The task: Write the entries out again exactly as they stand, but without the pictures.
---------- Supplied information
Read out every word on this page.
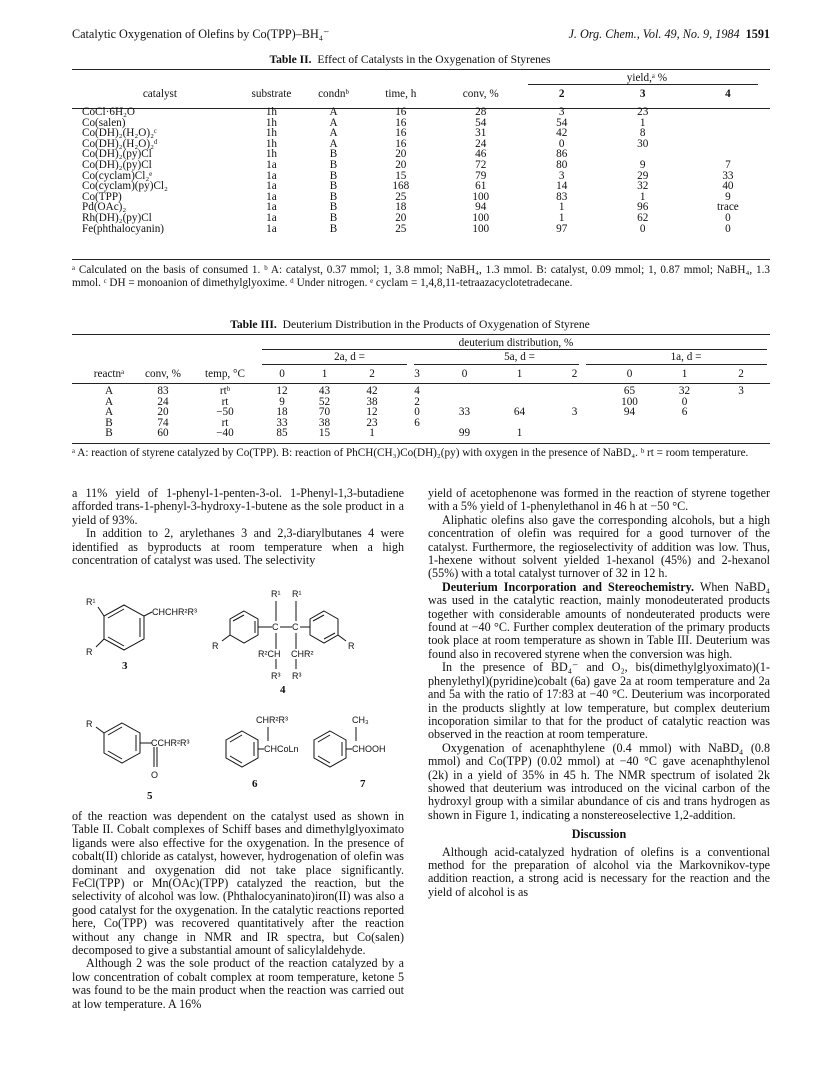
Catalytic Oxygenation of Olefins by Co(TPP)–BH₄⁻	J. Org. Chem., Vol. 49, No. 9, 1984 1591
Table II. Effect of Catalysts in the Oxygenation of Styrenes
					yield,ᵃ %		
catalyst	substrate	condnᵇ	time, h	conv, %	2	3	4

CoCl·6H₂O	1h	A	16	28	3	23	
Co(salen)	1h	A	16	54	54	1	
Co(DH)₂(H₂O)₂ᶜ	1h	A	16	31	42	8	
Co(DH)₂(H₂O)₂ᵈ	1h	A	16	24	0	30	
Co(DH)₂(py)Cl	1h	B	20	46	86		
Co(DH)₂(py)Cl	1a	B	20	72	80	9	7
Co(cyclam)Cl₂ᵉ	1a	B	15	79	3	29	33
Co(cyclam)(py)Cl₂	1a	B	168	61	14	32	40
Co(TPP)	1a	B	25	100	83	1	9
Pd(OAc)₂	1a	B	18	94	1	96	trace
Rh(DH)₂(py)Cl	1a	B	20	100	1	62	0
Fe(phthalocyanin)	1a	B	25	100	97	0	0
ᵃ Calculated on the basis of consumed 1. ᵇ A: catalyst, 0.37 mmol; 1, 3.8 mmol; NaBH₄, 1.3 mmol. B: catalyst, 0.09 mmol; 1, 0.87 mmol; NaBH₄, 1.3 mmol. ᶜ DH = monoanion of dimethylglyoxime. ᵈ Under nitrogen. ᵉ cyclam = 1,4,8,11-tetraazacyclotetradecane.
Table III. Deuterium Distribution in the Products of Oxygenation of Styrene
			deuterium distribution, %									
			2a, d =				5a, d =			1a, d =		
reactnᵃ	conv, %	temp, °C	0	1	2	3	0	1	2	0	1	2

A	83	rtᵇ	12	43	42	4				65	32	3
A	24	rt	9	52	38	2				100	0	
A	20	−50	18	70	12	0	33	64	3	94	6	
B	74	rt	33	38	23	6						
B	60	−40	85	15	1		99	1				
ᵃ A: reaction of styrene catalyzed by Co(TPP). B: reaction of PhCH(CH₃)Co(DH)₂(py) with oxygen in the presence of NaBD₄. ᵇ rt = room temperature.

a 11% yield of 1-phenyl-1-penten-3-ol. 1-Phenyl-1,3-butadiene afforded trans-1-phenyl-3-hydroxy-1-butene as the sole product in a yield of 93%.

In addition to 2, arylethanes 3 and 2,3-diarylbutanes 4 were identified as byproducts at room temperature when a high concentration of catalyst was used. The selectivity

R¹
CHCHR²R³
R
3
R¹ R¹
C C
R	R
R²CH CHR²
R³ R³
4
R
CCHR²R³
O
5
CHR²R³
CHCoLn
6
CH₃
CHOOH
7

of the reaction was dependent on the catalyst used as shown in Table II. Cobalt complexes of Schiff bases and dimethylglyoximato ligands were also effective for the oxygenation. In the presence of cobalt(II) chloride as catalyst, however, hydrogenation of olefin was dominant and oxygenation did not take place significantly. FeCl(TPP) or Mn(OAc)(TPP) catalyzed the reaction, but the selectivity of alcohol was low. (Phthalocyaninato)iron(II) was also a good catalyst for the oxygenation. In the catalytic reactions reported here, Co(TPP) was recovered quantitatively after the reaction without any change in NMR and IR spectra, but Co(salen) decomposed to give a substantial amount of salicylaldehyde.

Although 2 was the sole product of the reaction catalyzed by a low concentration of cobalt complex at room temperature, ketone 5 was found to be the main product when the reaction was carried out at low temperature. A 16%

yield of acetophenone was formed in the reaction of styrene together with a 5% yield of 1-phenylethanol in 46 h at −50 °C.

Aliphatic olefins also gave the corresponding alcohols, but a high concentration of olefin was required for a good turnover of the catalyst. Furthermore, the regioselectivity of addition was low. Thus, 1-hexene without solvent yielded 1-hexanol (45%) and 2-hexanol (55%) with a total catalyst turnover of 32 in 12 h.

Deuterium Incorporation and Stereochemistry. When NaBD₄ was used in the catalytic reaction, mainly monodeuterated products together with considerable amounts of nondeuterated products were found at −40 °C. Further complex deuteration of the primary products took place at room temperature as shown in Table III. Deuterium was found also in recovered styrene when the conversion was high.

In the presence of BD₄⁻ and O₂, bis(dimethylglyoximato)(1-phenylethyl)(pyridine)cobalt (6a) gave 2a at room temperature and 2a and 5a with the ratio of 17:83 at −40 °C. Deuterium was incorporated in the products slightly at low temperature, but complex deuterium incoporation similar to that for the product of catalytic reaction was observed in the reaction at room temperature.

Oxygenation of acenaphthylene (0.4 mmol) with NaBD₄ (0.8 mmol) and Co(TPP) (0.02 mmol) at −40 °C gave acenaphthylenol (2k) in a yield of 35% in 45 h. The NMR spectrum of isolated 2k showed that deuterium was introduced on the vicinal carbon of the hydroxyl group with a similar abundance of cis and trans hydrogen as shown in Figure 1, indicating a nonstereoselective 1,2-addition.

Discussion

Although acid-catalyzed hydration of olefins is a conventional method for the preparation of alcohol via the Markovnikov-type addition reaction, a strong acid is necessary for the reaction and the yield of alcohol is as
--------------------
Final result:
Read out every word on this page.
Catalytic Oxygenation of Olefins by Co(TPP)–BH₄⁻	J. Org. Chem., Vol. 49, No. 9, 1984 1591
Table II. Effect of Catalysts in the Oxygenation of Styrenes
					yield,ᵃ %		
catalyst	substrate	condnᵇ	time, h	conv, %	2	3	4

CoCl·6H₂O	1h	A	16	28	3	23	
Co(salen)	1h	A	16	54	54	1	
Co(DH)₂(H₂O)₂ᶜ	1h	A	16	31	42	8	
Co(DH)₂(H₂O)₂ᵈ	1h	A	16	24	0	30	
Co(DH)₂(py)Cl	1h	B	20	46	86		
Co(DH)₂(py)Cl	1a	B	20	72	80	9	7
Co(cyclam)Cl₂ᵉ	1a	B	15	79	3	29	33
Co(cyclam)(py)Cl₂	1a	B	168	61	14	32	40
Co(TPP)	1a	B	25	100	83	1	9
Pd(OAc)₂	1a	B	18	94	1	96	trace
Rh(DH)₂(py)Cl	1a	B	20	100	1	62	0
Fe(phthalocyanin)	1a	B	25	100	97	0	0
ᵃ Calculated on the basis of consumed 1. ᵇ A: catalyst, 0.37 mmol; 1, 3.8 mmol; NaBH₄, 1.3 mmol. B: catalyst, 0.09 mmol; 1, 0.87 mmol; NaBH₄, 1.3 mmol. ᶜ DH = monoanion of dimethylglyoxime. ᵈ Under nitrogen. ᵉ cyclam = 1,4,8,11-tetraazacyclotetradecane.
Table III. Deuterium Distribution in the Products of Oxygenation of Styrene
			deuterium distribution, %									
			2a, d =				5a, d =			1a, d =		
reactnᵃ	conv, %	temp, °C	0	1	2	3	0	1	2	0	1	2

A	83	rtᵇ	12	43	42	4				65	32	3
A	24	rt	9	52	38	2				100	0	
A	20	−50	18	70	12	0	33	64	3	94	6	
B	74	rt	33	38	23	6						
B	60	−40	85	15	1		99	1				
ᵃ A: reaction of styrene catalyzed by Co(TPP). B: reaction of PhCH(CH₃)Co(DH)₂(py) with oxygen in the presence of NaBD₄. ᵇ rt = room temperature.

a 11% yield of 1-phenyl-1-penten-3-ol. 1-Phenyl-1,3-butadiene afforded trans-1-phenyl-3-hydroxy-1-butene as the sole product in a yield of 93%.

In addition to 2, arylethanes 3 and 2,3-diarylbutanes 4 were identified as byproducts at room temperature when a high concentration of catalyst was used. The selectivity

R¹
CHCHR²R³
R
3
R¹ R¹
C C
R	R
R²CH CHR²
R³ R³
4
R
CCHR²R³
O
5
CHR²R³
CHCoLn
6
CH₃
CHOOH
7

of the reaction was dependent on the catalyst used as shown in Table II. Cobalt complexes of Schiff bases and dimethylglyoximato ligands were also effective for the oxygenation. In the presence of cobalt(II) chloride as catalyst, however, hydrogenation of olefin was dominant and oxygenation did not take place significantly. FeCl(TPP) or Mn(OAc)(TPP) catalyzed the reaction, but the selectivity of alcohol was low. (Phthalocyaninato)iron(II) was also a good catalyst for the oxygenation. In the catalytic reactions reported here, Co(TPP) was recovered quantitatively after the reaction without any change in NMR and IR spectra, but Co(salen) decomposed to give a substantial amount of salicylaldehyde.

Although 2 was the sole product of the reaction catalyzed by a low concentration of cobalt complex at room temperature, ketone 5 was found to be the main product when the reaction was carried out at low temperature. A 16%

yield of acetophenone was formed in the reaction of styrene together with a 5% yield of 1-phenylethanol in 46 h at −50 °C.

Aliphatic olefins also gave the corresponding alcohols, but a high concentration of olefin was required for a good turnover of the catalyst. Furthermore, the regioselectivity of addition was low. Thus, 1-hexene without solvent yielded 1-hexanol (45%) and 2-hexanol (55%) with a total catalyst turnover of 32 in 12 h.

Deuterium Incorporation and Stereochemistry. When NaBD₄ was used in the catalytic reaction, mainly monodeuterated products together with considerable amounts of nondeuterated products were found at −40 °C. Further complex deuteration of the primary products took place at room temperature as shown in Table III. Deuterium was found also in recovered styrene when the conversion was high.

In the presence of BD₄⁻ and O₂, bis(dimethylglyoximato)(1-phenylethyl)(pyridine)cobalt (6a) gave 2a at room temperature and 2a and 5a with the ratio of 17:83 at −40 °C. Deuterium was incorporated in the products slightly at low temperature, but complex deuterium incoporation similar to that for the product of catalytic reaction was observed in the reaction at room temperature.

Oxygenation of acenaphthylene (0.4 mmol) with NaBD₄ (0.8 mmol) and Co(TPP) (0.02 mmol) at −40 °C gave acenaphthylenol (2k) in a yield of 35% in 45 h. The NMR spectrum of isolated 2k showed that deuterium was introduced on the vicinal carbon of the hydroxyl group with a similar abundance of cis and trans hydrogen as shown in Figure 1, indicating a nonstereoselective 1,2-addition.

Discussion

Although acid-catalyzed hydration of olefins is a conventional method for the preparation of alcohol via the Markovnikov-type addition reaction, a strong acid is necessary for the reaction and the yield of alcohol is as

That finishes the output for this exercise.